### Passage
______
# Neural Networks with PyTorch

**[CE477: Machine Learning](https://www.sharifml.ir/)**

__Course Instructor__: Dr. Sharifi-Zarchi

__Notebook Author__: Ramtin Moslemi

[![Open In Colab](https://colab.research.google.com/assets/colab-badge.svg)](https://colab.research.google.com/github/SharifiZarchi/Introduction_to_Machine_Learning/blob/main/Jupyter_Notebooks/Chapter_03_Neural_Networks/NNs_with_torch.ipynb)
[![Open In kaggle](https://kaggle.com/static/images/open-in-kaggle.svg)](https://kaggle.com/kernels/welcome?src=https://raw.githubusercontent.com/SharifiZarchi/Introduction_to_Machine_Learning/main/Jupyter_Notebooks/Chapter_03_Neural_Networks/NNs_with_torch.ipynb)

---

## Notebook Objectives

In this notebook we are going to implement and train a neural network with PyTorch!

## Imports and Setup

We start by importing necessary modules. Don't worry if it seems a little overwhelming at first.

In [None]:
import torch
from torch import nn
from torch.utils.data import DataLoader
from torchvision import datasets
from torchvision.transforms import ToTensor

In [None]:
# @title plotting functions

from matplotlib import pyplot as plt
from tqdm import trange

def visualize(images, labels):
    """
______
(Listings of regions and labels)
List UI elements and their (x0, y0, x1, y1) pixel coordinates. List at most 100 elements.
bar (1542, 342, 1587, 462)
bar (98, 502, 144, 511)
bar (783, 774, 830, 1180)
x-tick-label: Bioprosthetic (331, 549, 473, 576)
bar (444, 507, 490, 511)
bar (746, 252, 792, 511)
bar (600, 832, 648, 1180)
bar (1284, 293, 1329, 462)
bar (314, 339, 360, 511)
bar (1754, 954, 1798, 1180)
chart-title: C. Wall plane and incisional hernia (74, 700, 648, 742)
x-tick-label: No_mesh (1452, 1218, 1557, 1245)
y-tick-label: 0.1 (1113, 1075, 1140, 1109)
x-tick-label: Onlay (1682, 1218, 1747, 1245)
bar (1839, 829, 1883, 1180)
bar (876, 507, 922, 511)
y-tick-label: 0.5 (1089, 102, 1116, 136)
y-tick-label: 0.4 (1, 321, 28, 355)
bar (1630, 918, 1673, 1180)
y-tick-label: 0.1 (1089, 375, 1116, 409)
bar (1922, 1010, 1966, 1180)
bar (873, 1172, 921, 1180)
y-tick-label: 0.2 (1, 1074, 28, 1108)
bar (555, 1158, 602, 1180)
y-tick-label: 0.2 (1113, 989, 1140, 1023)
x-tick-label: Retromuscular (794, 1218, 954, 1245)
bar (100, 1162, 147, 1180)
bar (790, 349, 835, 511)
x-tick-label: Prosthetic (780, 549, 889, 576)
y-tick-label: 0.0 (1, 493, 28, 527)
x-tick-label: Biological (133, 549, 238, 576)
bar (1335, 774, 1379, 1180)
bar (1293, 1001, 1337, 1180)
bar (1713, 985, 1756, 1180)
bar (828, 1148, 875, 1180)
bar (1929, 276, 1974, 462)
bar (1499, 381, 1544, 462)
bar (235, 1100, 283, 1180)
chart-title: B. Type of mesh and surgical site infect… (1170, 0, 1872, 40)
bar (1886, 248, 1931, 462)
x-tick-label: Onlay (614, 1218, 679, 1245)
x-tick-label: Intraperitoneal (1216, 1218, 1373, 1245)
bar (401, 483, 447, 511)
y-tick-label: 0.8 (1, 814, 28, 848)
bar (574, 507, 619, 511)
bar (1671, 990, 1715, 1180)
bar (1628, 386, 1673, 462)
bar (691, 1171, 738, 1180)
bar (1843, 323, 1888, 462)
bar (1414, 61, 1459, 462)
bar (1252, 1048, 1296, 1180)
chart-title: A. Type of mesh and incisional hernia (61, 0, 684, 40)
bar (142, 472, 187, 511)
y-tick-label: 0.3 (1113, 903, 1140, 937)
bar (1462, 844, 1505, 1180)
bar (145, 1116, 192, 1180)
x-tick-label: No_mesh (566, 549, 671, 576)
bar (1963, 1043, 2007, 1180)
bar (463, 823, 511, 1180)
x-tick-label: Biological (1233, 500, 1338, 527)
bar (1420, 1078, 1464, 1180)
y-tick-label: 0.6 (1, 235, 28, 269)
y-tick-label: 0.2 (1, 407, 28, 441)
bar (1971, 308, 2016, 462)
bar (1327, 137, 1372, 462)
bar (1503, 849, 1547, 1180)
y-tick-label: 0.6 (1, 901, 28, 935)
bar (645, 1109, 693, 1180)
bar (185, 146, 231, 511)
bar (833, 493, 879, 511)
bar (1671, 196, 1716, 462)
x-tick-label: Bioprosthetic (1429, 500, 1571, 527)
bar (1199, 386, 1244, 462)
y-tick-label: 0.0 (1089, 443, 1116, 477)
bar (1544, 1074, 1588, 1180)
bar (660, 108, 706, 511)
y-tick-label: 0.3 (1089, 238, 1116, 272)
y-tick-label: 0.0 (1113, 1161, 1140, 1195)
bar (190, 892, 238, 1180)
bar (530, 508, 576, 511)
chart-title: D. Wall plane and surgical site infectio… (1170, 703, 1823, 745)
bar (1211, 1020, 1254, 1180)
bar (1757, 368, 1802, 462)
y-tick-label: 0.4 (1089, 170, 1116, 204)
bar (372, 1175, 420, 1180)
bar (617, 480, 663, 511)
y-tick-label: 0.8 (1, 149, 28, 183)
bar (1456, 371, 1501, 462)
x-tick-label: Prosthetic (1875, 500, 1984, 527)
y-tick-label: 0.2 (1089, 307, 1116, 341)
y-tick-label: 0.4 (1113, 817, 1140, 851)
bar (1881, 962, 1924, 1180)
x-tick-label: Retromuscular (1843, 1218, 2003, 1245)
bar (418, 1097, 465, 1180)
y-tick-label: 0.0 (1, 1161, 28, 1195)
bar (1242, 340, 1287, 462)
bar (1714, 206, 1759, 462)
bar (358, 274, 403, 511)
______
### Exercise directions
Pick up the PyTorch neural network notebook at the point where it stops and write what comes next. The records have no connection to the PyTorch notebook.

### Written answer
    Visualize a batch of images.
    """
    fig, axes = plt.subplots(8, 8, figsize=(10, 10))
    for i, ax in enumerate(axes.flat):
        ax.imshow(images[i].squeeze(), cmap='gray')
        ax.set_title(f'Label: {labels[i].item()}')
        ax.axis('off')

    plt.tight_layout()
    plt.show()


def visualize_predictions(images, labels, predicted_labels):
    """
    Visualize a batch of images with their true and predicted labels.
    Titles are green if the prediction is correct, red if incorrect.
    """
    fig, axes = plt.subplots(8, 8, figsize=(11, 12))
    for i, ax in enumerate(axes.flat):
        ax.imshow(images[i].squeeze(), cmap='gray')
        color = 'green' if labels[i].item() == predicted_labels[i].item() else 'red'
        ax.set_title(f'True: {labels[i].item()}\nPred: {predicted_labels[i].item()}', color=color)
        ax.axis('off')

    plt.tight_layout()
    plt.show()


def plot_conf_mat(model, dataloader, device):
    """
    Plot the confusion matrix for a given model and dataloader.
    """
    # Initialize the confusion matrix
    total, correct = 0, 0
    conf_mat = torch.zeros((10, 10))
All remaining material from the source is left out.